◆ **REQUIRED TASK**
Using the records that follow, copy every line containing the word "http".

[Stored data entries]
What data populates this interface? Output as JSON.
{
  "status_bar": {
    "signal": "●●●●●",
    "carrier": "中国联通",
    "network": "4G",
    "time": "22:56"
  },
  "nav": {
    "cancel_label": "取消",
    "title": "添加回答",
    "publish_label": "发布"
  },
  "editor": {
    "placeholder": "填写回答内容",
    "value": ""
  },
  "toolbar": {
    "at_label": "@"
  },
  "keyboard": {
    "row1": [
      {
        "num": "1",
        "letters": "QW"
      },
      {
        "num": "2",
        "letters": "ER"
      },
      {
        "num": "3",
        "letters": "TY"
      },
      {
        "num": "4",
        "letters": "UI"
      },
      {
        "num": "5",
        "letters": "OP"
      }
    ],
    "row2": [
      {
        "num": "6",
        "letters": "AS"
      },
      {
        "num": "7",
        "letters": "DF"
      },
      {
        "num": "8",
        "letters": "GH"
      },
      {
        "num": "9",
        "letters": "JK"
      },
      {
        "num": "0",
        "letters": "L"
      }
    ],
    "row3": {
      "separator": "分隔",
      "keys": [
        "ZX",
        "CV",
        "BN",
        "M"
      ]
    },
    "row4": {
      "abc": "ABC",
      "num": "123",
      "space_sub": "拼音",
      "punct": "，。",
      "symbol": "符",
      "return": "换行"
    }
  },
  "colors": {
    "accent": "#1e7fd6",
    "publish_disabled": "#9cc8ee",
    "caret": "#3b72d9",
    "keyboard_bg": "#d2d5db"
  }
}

* * *

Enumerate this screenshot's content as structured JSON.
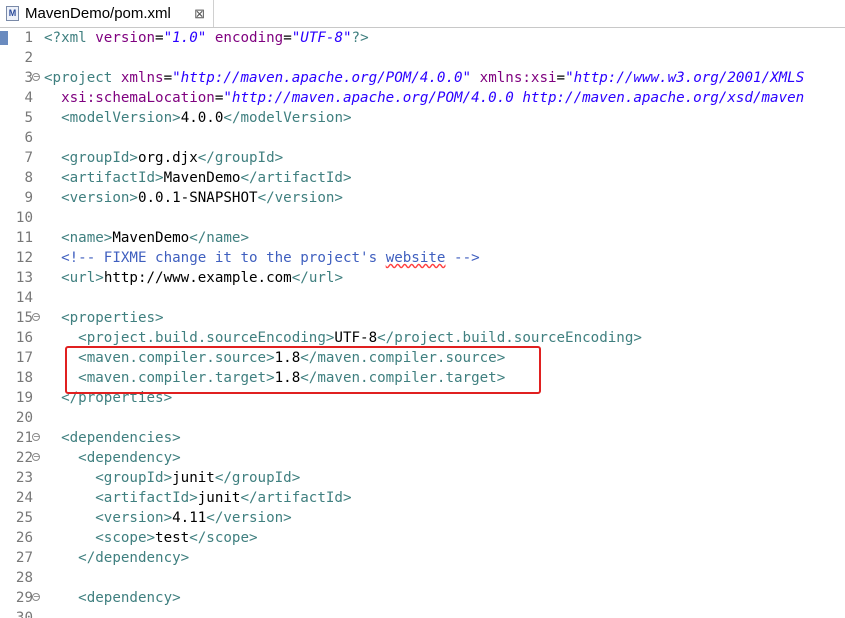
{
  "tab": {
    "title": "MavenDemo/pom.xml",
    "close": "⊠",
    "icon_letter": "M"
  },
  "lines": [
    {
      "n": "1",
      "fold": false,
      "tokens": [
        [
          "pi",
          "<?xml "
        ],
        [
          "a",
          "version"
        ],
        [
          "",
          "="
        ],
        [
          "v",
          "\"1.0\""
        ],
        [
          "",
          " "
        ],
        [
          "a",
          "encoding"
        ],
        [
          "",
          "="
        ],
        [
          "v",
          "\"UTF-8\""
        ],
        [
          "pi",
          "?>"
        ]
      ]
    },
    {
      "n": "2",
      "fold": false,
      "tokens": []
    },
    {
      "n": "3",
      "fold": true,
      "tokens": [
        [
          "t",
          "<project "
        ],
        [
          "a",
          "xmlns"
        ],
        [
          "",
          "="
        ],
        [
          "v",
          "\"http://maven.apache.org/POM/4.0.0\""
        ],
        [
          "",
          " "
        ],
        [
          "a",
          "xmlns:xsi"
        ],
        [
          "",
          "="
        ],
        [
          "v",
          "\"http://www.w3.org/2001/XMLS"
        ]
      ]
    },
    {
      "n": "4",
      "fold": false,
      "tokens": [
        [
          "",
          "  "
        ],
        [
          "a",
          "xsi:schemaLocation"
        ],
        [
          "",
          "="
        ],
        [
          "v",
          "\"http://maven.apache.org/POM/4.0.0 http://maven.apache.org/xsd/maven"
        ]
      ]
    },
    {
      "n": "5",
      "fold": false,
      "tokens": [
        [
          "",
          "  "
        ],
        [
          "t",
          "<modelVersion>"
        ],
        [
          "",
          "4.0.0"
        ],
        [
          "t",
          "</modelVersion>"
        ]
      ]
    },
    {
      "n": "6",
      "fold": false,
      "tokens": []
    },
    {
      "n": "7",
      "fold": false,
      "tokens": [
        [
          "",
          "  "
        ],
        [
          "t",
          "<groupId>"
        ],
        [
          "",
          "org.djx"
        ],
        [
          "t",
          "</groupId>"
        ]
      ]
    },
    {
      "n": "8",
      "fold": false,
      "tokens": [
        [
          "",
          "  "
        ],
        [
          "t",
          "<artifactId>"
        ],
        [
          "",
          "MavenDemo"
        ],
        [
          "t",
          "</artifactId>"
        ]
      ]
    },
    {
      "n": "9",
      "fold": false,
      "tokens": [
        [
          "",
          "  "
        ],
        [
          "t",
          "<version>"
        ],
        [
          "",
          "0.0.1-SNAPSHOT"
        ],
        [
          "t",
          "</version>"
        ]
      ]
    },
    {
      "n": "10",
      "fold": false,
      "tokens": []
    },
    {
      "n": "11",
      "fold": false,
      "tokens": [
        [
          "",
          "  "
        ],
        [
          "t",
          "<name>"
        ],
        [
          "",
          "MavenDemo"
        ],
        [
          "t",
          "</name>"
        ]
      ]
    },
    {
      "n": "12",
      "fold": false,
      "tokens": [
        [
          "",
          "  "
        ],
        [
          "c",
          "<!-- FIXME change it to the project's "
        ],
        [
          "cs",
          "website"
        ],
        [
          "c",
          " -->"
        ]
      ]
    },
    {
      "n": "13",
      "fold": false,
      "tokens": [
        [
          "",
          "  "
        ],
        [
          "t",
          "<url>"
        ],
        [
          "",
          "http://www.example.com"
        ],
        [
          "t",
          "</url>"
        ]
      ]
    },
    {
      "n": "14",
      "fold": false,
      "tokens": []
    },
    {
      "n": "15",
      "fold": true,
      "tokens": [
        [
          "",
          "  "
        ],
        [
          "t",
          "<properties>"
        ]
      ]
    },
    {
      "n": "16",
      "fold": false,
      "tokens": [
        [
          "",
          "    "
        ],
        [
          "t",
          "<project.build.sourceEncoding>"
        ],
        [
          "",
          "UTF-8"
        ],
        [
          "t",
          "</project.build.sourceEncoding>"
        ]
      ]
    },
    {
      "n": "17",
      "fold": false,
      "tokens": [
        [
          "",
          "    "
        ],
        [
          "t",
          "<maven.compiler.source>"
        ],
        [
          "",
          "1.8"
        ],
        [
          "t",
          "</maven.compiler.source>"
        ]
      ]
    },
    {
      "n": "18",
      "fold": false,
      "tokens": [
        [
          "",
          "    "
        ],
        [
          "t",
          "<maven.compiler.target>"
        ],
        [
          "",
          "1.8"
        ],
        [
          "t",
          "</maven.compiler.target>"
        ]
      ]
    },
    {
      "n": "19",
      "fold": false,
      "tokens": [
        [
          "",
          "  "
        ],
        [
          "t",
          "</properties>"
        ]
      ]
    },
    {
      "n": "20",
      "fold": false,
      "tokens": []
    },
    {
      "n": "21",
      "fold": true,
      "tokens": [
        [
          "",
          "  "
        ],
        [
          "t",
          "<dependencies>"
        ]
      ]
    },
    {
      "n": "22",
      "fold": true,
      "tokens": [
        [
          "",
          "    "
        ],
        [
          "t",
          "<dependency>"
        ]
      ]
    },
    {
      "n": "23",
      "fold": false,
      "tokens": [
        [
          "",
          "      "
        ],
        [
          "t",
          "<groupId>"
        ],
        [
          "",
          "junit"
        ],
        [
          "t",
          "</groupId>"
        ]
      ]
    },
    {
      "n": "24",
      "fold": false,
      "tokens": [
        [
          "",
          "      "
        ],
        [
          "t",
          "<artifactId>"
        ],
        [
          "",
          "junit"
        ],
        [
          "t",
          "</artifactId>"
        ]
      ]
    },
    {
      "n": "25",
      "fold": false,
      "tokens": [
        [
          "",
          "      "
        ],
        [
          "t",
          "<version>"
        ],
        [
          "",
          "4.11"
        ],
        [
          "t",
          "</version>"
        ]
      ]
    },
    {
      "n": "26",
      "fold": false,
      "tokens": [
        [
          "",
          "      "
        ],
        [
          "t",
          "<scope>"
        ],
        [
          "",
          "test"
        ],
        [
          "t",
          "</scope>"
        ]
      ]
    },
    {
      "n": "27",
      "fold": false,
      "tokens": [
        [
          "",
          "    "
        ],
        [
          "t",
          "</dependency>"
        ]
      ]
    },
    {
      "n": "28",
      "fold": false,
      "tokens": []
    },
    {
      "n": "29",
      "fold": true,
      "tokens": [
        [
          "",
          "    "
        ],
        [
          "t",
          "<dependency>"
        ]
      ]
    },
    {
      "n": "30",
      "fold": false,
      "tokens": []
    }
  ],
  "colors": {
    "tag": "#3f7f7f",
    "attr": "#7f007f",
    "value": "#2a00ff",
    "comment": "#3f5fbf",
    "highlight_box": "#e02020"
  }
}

◆ **RESULT OF THE TASK**
          "\"http://maven.apache.org/POM/4.0.0\""
          "\"http://www.w3.org/2001/XMLS"
          "\"http://maven.apache.org/POM/4.0.0 http://maven.apache.org/xsd/maven"
          "http://www.example.com"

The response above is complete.